### Raw records ###

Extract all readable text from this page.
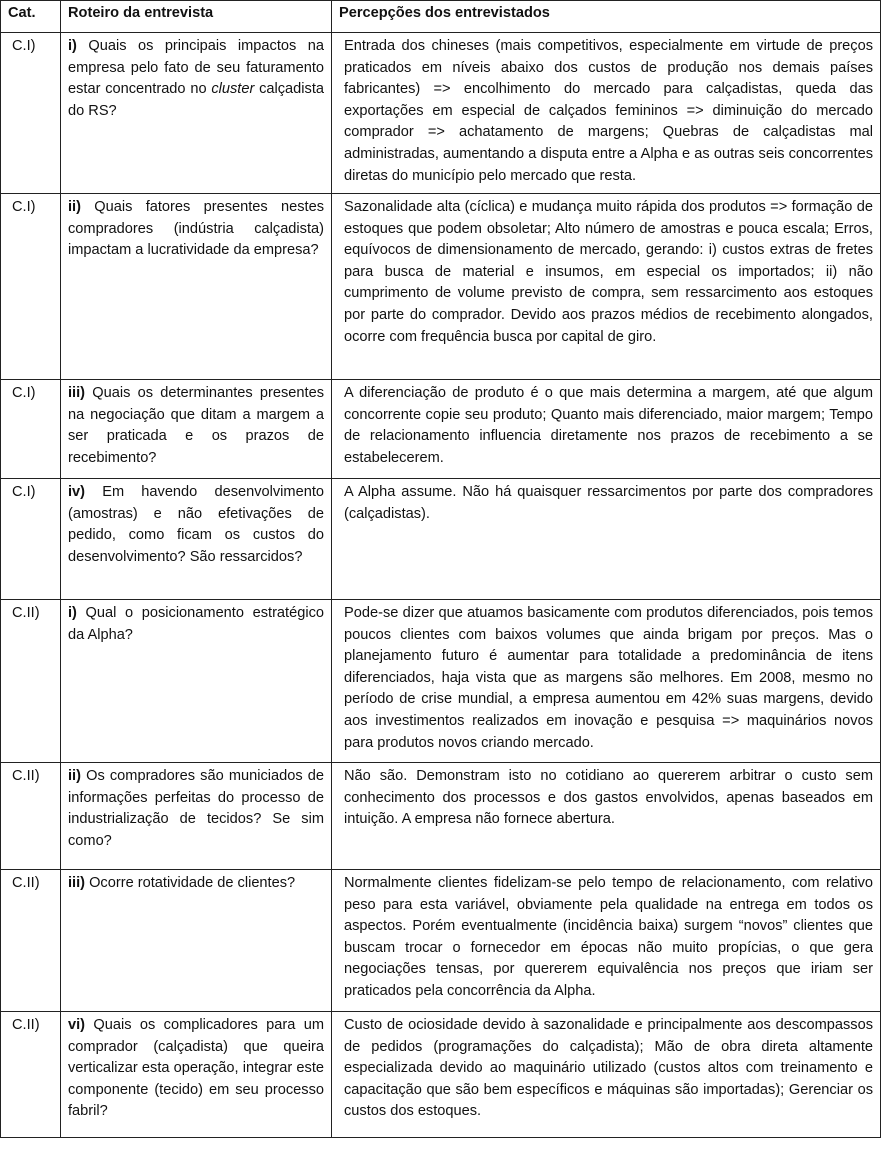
Cat.	Roteiro da entrevista	Percepções dos entrevistados
C.I)	i) Quais os principais impactos na empresa pelo fato de seu faturamento estar concentrado no cluster calçadista do RS?	Entrada dos chineses (mais competitivos, especialmente em virtude de preços praticados em níveis abaixo dos custos de produção nos demais países fabricantes) => encolhimento do mercado para calçadistas, queda das exportações em especial de calçados femininos => diminuição do mercado comprador => achatamento de margens; Quebras de calçadistas mal administradas, aumentando a disputa entre a Alpha e as outras seis concorrentes diretas do município pelo mercado que resta.
C.I)	ii) Quais fatores presentes nestes compradores (indústria calçadista) impactam a lucratividade da empresa?	Sazonalidade alta (cíclica) e mudança muito rápida dos produtos => formação de estoques que podem obsoletar; Alto número de amostras e pouca escala; Erros, equívocos de dimensionamento de mercado, gerando: i) custos extras de fretes para busca de material e insumos, em especial os importados; ii) não cumprimento de volume previsto de compra, sem ressarcimento aos estoques por parte do comprador. Devido aos prazos médios de recebimento alongados, ocorre com frequência busca por capital de giro.
C.I)	iii) Quais os determinantes presentes na negociação que ditam a margem a ser praticada e os prazos de recebimento?	A diferenciação de produto é o que mais determina a margem, até que algum concorrente copie seu produto; Quanto mais diferenciado, maior margem; Tempo de relacionamento influencia diretamente nos prazos de recebimento a se estabelecerem.
C.I)	iv) Em havendo desenvolvimento (amostras) e não efetivações de pedido, como ficam os custos do desenvolvimento? São ressarcidos?	A Alpha assume. Não há quaisquer ressarcimentos por parte dos compradores (calçadistas).
C.II)	i) Qual o posicionamento estratégico da Alpha?	Pode-se dizer que atuamos basicamente com produtos diferenciados, pois temos poucos clientes com baixos volumes que ainda brigam por preços. Mas o planejamento futuro é aumentar para totalidade a predominância de itens diferenciados, haja vista que as margens são melhores. Em 2008, mesmo no período de crise mundial, a empresa aumentou em 42% suas margens, devido aos investimentos realizados em inovação e pesquisa => maquinários novos para produtos novos criando mercado.
C.II)	ii) Os compradores são municiados de informações perfeitas do processo de industrialização de tecidos? Se sim como?	Não são. Demonstram isto no cotidiano ao quererem arbitrar o custo sem conhecimento dos processos e dos gastos envolvidos, apenas baseados em intuição. A empresa não fornece abertura.
C.II)	iii) Ocorre rotatividade de clientes?	Normalmente clientes fidelizam-se pelo tempo de relacionamento, com relativo peso para esta variável, obviamente pela qualidade na entrega em todos os aspectos. Porém eventualmente (incidência baixa) surgem “novos” clientes que buscam trocar o fornecedor em épocas não muito propícias, o que gera negociações tensas, por quererem equivalência nos preços que iriam ser praticados pela concorrência da Alpha.
C.II)	vi) Quais os complicadores para um comprador (calçadista) que queira verticalizar esta operação, integrar este componente (tecido) em seu processo fabril?	Custo de ociosidade devido à sazonalidade e principalmente aos descompassos de pedidos (programações do calçadista); Mão de obra direta altamente especializada devido ao maquinário utilizado (custos altos com treinamento e capacitação que são bem específicos e máquinas são importadas); Gerenciar os custos dos estoques.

###

Exact duplication of all the records is required; pictures are omitted from the copy.

Extract all readable text from this page.
Cat.	Roteiro da entrevista	Percepções dos entrevistados
C.I)	i) Quais os principais impactos na empresa pelo fato de seu faturamento estar concentrado no cluster calçadista do RS?	Entrada dos chineses (mais competitivos, especialmente em virtude de preços praticados em níveis abaixo dos custos de produção nos demais países fabricantes) => encolhimento do mercado para calçadistas, queda das exportações em especial de calçados femininos => diminuição do mercado comprador => achatamento de margens; Quebras de calçadistas mal administradas, aumentando a disputa entre a Alpha e as outras seis concorrentes diretas do município pelo mercado que resta.
C.I)	ii) Quais fatores presentes nestes compradores (indústria calçadista) impactam a lucratividade da empresa?	Sazonalidade alta (cíclica) e mudança muito rápida dos produtos => formação de estoques que podem obsoletar; Alto número de amostras e pouca escala; Erros, equívocos de dimensionamento de mercado, gerando: i) custos extras de fretes para busca de material e insumos, em especial os importados; ii) não cumprimento de volume previsto de compra, sem ressarcimento aos estoques por parte do comprador. Devido aos prazos médios de recebimento alongados, ocorre com frequência busca por capital de giro.
C.I)	iii) Quais os determinantes presentes na negociação que ditam a margem a ser praticada e os prazos de recebimento?	A diferenciação de produto é o que mais determina a margem, até que algum concorrente copie seu produto; Quanto mais diferenciado, maior margem; Tempo de relacionamento influencia diretamente nos prazos de recebimento a se estabelecerem.
C.I)	iv) Em havendo desenvolvimento (amostras) e não efetivações de pedido, como ficam os custos do desenvolvimento? São ressarcidos?	A Alpha assume. Não há quaisquer ressarcimentos por parte dos compradores (calçadistas).
C.II)	i) Qual o posicionamento estratégico da Alpha?	Pode-se dizer que atuamos basicamente com produtos diferenciados, pois temos poucos clientes com baixos volumes que ainda brigam por preços. Mas o planejamento futuro é aumentar para totalidade a predominância de itens diferenciados, haja vista que as margens são melhores. Em 2008, mesmo no período de crise mundial, a empresa aumentou em 42% suas margens, devido aos investimentos realizados em inovação e pesquisa => maquinários novos para produtos novos criando mercado.
C.II)	ii) Os compradores são municiados de informações perfeitas do processo de industrialização de tecidos? Se sim como?	Não são. Demonstram isto no cotidiano ao quererem arbitrar o custo sem conhecimento dos processos e dos gastos envolvidos, apenas baseados em intuição. A empresa não fornece abertura.
C.II)	iii) Ocorre rotatividade de clientes?	Normalmente clientes fidelizam-se pelo tempo de relacionamento, com relativo peso para esta variável, obviamente pela qualidade na entrega em todos os aspectos. Porém eventualmente (incidência baixa) surgem “novos” clientes que buscam trocar o fornecedor em épocas não muito propícias, o que gera negociações tensas, por quererem equivalência nos preços que iriam ser praticados pela concorrência da Alpha.
C.II)	vi) Quais os complicadores para um comprador (calçadista) que queira verticalizar esta operação, integrar este componente (tecido) em seu processo fabril?	Custo de ociosidade devido à sazonalidade e principalmente aos descompassos de pedidos (programações do calçadista); Mão de obra direta altamente especializada devido ao maquinário utilizado (custos altos com treinamento e capacitação que são bem específicos e máquinas são importadas); Gerenciar os custos dos estoques.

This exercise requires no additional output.